-- Start of Records supplied --
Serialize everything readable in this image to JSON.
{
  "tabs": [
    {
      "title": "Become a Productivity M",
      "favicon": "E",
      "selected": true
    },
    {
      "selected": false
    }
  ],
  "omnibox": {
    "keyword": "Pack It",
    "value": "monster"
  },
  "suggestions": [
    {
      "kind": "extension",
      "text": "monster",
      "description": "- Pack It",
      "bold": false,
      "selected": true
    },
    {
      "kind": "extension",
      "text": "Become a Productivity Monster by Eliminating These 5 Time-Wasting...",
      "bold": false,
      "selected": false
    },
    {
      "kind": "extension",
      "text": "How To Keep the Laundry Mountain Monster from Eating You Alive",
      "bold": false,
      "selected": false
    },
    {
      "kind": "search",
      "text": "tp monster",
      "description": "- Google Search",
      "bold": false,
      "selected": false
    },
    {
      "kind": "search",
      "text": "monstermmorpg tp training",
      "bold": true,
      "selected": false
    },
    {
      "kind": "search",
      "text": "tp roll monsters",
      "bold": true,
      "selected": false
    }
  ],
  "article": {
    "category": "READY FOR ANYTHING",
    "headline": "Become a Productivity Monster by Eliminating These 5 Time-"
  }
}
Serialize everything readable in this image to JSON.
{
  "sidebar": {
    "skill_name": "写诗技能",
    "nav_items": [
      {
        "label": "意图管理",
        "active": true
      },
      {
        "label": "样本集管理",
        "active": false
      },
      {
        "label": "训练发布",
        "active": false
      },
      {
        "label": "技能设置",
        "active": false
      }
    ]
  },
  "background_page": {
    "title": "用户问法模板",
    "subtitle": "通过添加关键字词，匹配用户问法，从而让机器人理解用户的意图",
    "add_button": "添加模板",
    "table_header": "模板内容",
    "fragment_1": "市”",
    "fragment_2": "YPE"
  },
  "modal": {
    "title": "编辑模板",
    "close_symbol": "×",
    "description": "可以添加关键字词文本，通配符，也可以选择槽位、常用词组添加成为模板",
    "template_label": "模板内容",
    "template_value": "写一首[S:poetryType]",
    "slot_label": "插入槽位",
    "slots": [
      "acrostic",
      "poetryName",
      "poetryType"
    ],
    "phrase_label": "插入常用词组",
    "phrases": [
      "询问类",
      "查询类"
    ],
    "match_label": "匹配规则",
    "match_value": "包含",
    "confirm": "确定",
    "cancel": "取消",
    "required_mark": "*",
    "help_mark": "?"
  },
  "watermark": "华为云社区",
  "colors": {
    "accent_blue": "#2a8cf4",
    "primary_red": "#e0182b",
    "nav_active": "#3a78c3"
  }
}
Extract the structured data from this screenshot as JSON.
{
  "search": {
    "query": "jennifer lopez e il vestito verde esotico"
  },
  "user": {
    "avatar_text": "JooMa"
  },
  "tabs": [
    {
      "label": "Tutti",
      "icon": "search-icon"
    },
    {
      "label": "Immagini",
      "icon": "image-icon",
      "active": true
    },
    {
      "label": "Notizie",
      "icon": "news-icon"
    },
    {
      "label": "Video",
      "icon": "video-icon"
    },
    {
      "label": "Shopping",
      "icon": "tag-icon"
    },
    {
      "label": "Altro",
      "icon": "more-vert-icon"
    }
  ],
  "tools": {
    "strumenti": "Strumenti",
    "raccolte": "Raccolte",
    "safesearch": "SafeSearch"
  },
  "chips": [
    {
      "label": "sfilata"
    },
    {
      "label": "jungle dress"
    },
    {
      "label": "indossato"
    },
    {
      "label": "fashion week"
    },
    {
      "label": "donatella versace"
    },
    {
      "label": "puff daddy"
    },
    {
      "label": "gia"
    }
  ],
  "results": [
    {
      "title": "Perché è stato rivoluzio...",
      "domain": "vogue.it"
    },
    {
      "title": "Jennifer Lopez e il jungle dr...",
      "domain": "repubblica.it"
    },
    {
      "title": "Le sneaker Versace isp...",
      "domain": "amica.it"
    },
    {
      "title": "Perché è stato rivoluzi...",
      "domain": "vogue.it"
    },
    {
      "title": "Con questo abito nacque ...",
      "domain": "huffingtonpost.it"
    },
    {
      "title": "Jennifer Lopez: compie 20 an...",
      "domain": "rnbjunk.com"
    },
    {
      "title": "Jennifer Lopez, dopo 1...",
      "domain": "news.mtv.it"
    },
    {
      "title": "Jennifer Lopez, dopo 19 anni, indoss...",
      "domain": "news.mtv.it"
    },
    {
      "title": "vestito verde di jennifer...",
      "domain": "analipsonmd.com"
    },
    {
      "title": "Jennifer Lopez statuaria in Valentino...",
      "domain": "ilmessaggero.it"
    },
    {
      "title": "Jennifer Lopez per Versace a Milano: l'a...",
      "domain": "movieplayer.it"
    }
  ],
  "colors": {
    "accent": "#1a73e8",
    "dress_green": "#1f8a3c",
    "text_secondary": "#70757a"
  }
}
-- End of Records supplied --
▶ [Required task] All of the data needs to be printed once more, exactly.

▶ [Solution to the problem]
Serialize everything readable in this image to JSON.
{
  "tabs": [
    {
      "title": "Become a Productivity M",
      "favicon": "E",
      "selected": true
    },
    {
      "selected": false
    }
  ],
  "omnibox": {
    "keyword": "Pack It",
    "value": "monster"
  },
  "suggestions": [
    {
      "kind": "extension",
      "text": "monster",
      "description": "- Pack It",
      "bold": false,
      "selected": true
    },
    {
      "kind": "extension",
      "text": "Become a Productivity Monster by Eliminating These 5 Time-Wasting...",
      "bold": false,
      "selected": false
    },
    {
      "kind": "extension",
      "text": "How To Keep the Laundry Mountain Monster from Eating You Alive",
      "bold": false,
      "selected": false
    },
    {
      "kind": "search",
      "text": "tp monster",
      "description": "- Google Search",
      "bold": false,
      "selected": false
    },
    {
      "kind": "search",
      "text": "monstermmorpg tp training",
      "bold": true,
      "selected": false
    },
    {
      "kind": "search",
      "text": "tp roll monsters",
      "bold": true,
      "selected": false
    }
  ],
  "article": {
    "category": "READY FOR ANYTHING",
    "headline": "Become a Productivity Monster by Eliminating These 5 Time-"
  }
}
Serialize everything readable in this image to JSON.
{
  "sidebar": {
    "skill_name": "写诗技能",
    "nav_items": [
      {
        "label": "意图管理",
        "active": true
      },
      {
        "label": "样本集管理",
        "active": false
      },
      {
        "label": "训练发布",
        "active": false
      },
      {
        "label": "技能设置",
        "active": false
      }
    ]
  },
  "background_page": {
    "title": "用户问法模板",
    "subtitle": "通过添加关键字词，匹配用户问法，从而让机器人理解用户的意图",
    "add_button": "添加模板",
    "table_header": "模板内容",
    "fragment_1": "市”",
    "fragment_2": "YPE"
  },
  "modal": {
    "title": "编辑模板",
    "close_symbol": "×",
    "description": "可以添加关键字词文本，通配符，也可以选择槽位、常用词组添加成为模板",
    "template_label": "模板内容",
    "template_value": "写一首[S:poetryType]",
    "slot_label": "插入槽位",
    "slots": [
      "acrostic",
      "poetryName",
      "poetryType"
    ],
    "phrase_label": "插入常用词组",
    "phrases": [
      "询问类",
      "查询类"
    ],
    "match_label": "匹配规则",
    "match_value": "包含",
    "confirm": "确定",
    "cancel": "取消",
    "required_mark": "*",
    "help_mark": "?"
  },
  "watermark": "华为云社区",
  "colors": {
    "accent_blue": "#2a8cf4",
    "primary_red": "#e0182b",
    "nav_active": "#3a78c3"
  }
}
Extract the structured data from this screenshot as JSON.
{
  "search": {
    "query": "jennifer lopez e il vestito verde esotico"
  },
  "user": {
    "avatar_text": "JooMa"
  },
  "tabs": [
    {
      "label": "Tutti",
      "icon": "search-icon"
    },
    {
      "label": "Immagini",
      "icon": "image-icon",
      "active": true
    },
    {
      "label": "Notizie",
      "icon": "news-icon"
    },
    {
      "label": "Video",
      "icon": "video-icon"
    },
    {
      "label": "Shopping",
      "icon": "tag-icon"
    },
    {
      "label": "Altro",
      "icon": "more-vert-icon"
    }
  ],
  "tools": {
    "strumenti": "Strumenti",
    "raccolte": "Raccolte",
    "safesearch": "SafeSearch"
  },
  "chips": [
    {
      "label": "sfilata"
    },
    {
      "label": "jungle dress"
    },
    {
      "label": "indossato"
    },
    {
      "label": "fashion week"
    },
    {
      "label": "donatella versace"
    },
    {
      "label": "puff daddy"
    },
    {
      "label": "gia"
    }
  ],
  "results": [
    {
      "title": "Perché è stato rivoluzio...",
      "domain": "vogue.it"
    },
    {
      "title": "Jennifer Lopez e il jungle dr...",
      "domain": "repubblica.it"
    },
    {
      "title": "Le sneaker Versace isp...",
      "domain": "amica.it"
    },
    {
      "title": "Perché è stato rivoluzi...",
      "domain": "vogue.it"
    },
    {
      "title": "Con questo abito nacque ...",
      "domain": "huffingtonpost.it"
    },
    {
      "title": "Jennifer Lopez: compie 20 an...",
      "domain": "rnbjunk.com"
    },
    {
      "title": "Jennifer Lopez, dopo 1...",
      "domain": "news.mtv.it"
    },
    {
      "title": "Jennifer Lopez, dopo 19 anni, indoss...",
      "domain": "news.mtv.it"
    },
    {
      "title": "vestito verde di jennifer...",
      "domain": "analipsonmd.com"
    },
    {
      "title": "Jennifer Lopez statuaria in Valentino...",
      "domain": "ilmessaggero.it"
    },
    {
      "title": "Jennifer Lopez per Versace a Milano: l'a...",
      "domain": "movieplayer.it"
    }
  ],
  "colors": {
    "accent": "#1a73e8",
    "dress_green": "#1f8a3c",
    "text_secondary": "#70757a"
  }
}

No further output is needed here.